BEGIN Raw data
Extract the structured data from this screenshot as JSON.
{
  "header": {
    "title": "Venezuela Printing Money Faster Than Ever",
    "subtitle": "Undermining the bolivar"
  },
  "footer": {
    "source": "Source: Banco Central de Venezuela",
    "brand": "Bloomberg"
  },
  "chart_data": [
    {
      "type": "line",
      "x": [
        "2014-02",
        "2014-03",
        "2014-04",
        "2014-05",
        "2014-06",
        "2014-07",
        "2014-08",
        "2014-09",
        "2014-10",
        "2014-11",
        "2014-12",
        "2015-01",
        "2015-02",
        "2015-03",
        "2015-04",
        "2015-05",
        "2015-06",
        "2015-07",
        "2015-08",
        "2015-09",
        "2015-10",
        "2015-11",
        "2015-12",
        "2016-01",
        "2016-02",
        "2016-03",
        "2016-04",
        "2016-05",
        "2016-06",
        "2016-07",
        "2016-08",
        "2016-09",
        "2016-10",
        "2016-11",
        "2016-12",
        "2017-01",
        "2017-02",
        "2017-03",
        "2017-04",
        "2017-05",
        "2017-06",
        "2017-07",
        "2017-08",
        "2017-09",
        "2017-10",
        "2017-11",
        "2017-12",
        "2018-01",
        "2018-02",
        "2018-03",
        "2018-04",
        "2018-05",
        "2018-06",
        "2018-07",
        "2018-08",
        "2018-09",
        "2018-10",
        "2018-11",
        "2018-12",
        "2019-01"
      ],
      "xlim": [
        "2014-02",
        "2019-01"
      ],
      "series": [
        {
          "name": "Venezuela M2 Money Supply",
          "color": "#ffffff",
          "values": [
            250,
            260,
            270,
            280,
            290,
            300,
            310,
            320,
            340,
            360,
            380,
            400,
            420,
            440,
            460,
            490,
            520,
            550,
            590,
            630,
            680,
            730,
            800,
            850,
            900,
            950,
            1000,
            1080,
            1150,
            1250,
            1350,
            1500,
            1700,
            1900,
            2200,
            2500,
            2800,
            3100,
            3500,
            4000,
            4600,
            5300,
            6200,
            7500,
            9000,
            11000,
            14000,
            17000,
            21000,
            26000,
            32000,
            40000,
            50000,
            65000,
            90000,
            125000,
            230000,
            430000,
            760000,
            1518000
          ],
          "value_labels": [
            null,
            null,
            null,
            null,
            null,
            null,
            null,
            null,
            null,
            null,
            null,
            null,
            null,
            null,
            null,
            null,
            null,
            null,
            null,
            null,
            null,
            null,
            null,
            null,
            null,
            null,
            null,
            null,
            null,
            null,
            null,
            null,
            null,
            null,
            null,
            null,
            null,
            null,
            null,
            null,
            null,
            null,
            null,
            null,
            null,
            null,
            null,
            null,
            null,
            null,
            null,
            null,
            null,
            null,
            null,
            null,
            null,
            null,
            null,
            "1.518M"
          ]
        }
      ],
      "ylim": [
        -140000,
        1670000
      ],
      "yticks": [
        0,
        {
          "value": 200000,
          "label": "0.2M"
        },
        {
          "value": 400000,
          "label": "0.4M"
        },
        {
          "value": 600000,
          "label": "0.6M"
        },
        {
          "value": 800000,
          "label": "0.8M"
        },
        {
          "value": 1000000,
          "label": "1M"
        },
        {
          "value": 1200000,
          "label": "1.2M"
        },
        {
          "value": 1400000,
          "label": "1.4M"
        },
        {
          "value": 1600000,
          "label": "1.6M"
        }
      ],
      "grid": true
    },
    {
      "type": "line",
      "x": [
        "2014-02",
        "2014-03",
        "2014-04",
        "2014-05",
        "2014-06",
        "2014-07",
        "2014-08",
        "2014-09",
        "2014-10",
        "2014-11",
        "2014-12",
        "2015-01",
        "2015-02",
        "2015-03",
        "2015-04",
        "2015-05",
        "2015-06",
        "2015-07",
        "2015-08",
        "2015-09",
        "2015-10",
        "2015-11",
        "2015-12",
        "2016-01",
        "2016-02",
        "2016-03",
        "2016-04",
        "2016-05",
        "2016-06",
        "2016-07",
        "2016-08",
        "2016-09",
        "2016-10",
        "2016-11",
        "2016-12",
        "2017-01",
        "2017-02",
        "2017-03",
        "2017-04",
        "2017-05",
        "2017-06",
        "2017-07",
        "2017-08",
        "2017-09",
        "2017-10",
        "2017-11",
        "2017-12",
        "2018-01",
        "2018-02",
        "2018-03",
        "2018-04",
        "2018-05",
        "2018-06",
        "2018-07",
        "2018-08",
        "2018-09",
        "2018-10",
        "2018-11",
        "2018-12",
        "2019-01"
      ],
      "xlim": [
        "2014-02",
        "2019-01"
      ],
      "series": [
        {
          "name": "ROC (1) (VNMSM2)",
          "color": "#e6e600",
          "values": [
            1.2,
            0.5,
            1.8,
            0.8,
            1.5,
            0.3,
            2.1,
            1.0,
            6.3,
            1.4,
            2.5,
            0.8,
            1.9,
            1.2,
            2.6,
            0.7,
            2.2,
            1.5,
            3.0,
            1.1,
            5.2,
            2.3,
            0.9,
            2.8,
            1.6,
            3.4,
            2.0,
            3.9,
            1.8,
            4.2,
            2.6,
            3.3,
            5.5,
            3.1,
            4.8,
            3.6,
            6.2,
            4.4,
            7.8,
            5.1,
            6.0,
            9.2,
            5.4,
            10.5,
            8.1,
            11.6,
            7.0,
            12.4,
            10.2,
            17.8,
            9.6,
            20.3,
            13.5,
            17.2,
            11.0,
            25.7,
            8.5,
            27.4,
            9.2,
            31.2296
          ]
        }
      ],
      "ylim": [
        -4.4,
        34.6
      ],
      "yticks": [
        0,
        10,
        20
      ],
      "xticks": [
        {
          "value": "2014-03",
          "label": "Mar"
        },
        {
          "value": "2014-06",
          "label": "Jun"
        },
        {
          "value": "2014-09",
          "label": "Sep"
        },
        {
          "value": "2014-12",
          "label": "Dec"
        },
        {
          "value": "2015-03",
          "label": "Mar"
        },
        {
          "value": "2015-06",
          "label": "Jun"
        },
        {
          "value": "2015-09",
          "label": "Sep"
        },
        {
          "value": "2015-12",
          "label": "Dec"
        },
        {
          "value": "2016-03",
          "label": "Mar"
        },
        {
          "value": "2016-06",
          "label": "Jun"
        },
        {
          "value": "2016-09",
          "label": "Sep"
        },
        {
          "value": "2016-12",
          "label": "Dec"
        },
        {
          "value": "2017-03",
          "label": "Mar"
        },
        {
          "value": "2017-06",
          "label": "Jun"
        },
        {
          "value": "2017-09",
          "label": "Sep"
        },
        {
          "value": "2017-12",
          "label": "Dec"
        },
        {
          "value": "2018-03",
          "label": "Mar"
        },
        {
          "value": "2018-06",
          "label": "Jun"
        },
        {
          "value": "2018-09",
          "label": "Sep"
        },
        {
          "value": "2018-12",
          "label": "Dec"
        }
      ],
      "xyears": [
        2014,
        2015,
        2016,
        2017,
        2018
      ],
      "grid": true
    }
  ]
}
END Raw data
The task >> Pick out the lines containing the string "name" and show them.

Exercise solution >>
          "name": "Venezuela M2 Money Supply",
          "name": "ROC (1) (VNMSM2)",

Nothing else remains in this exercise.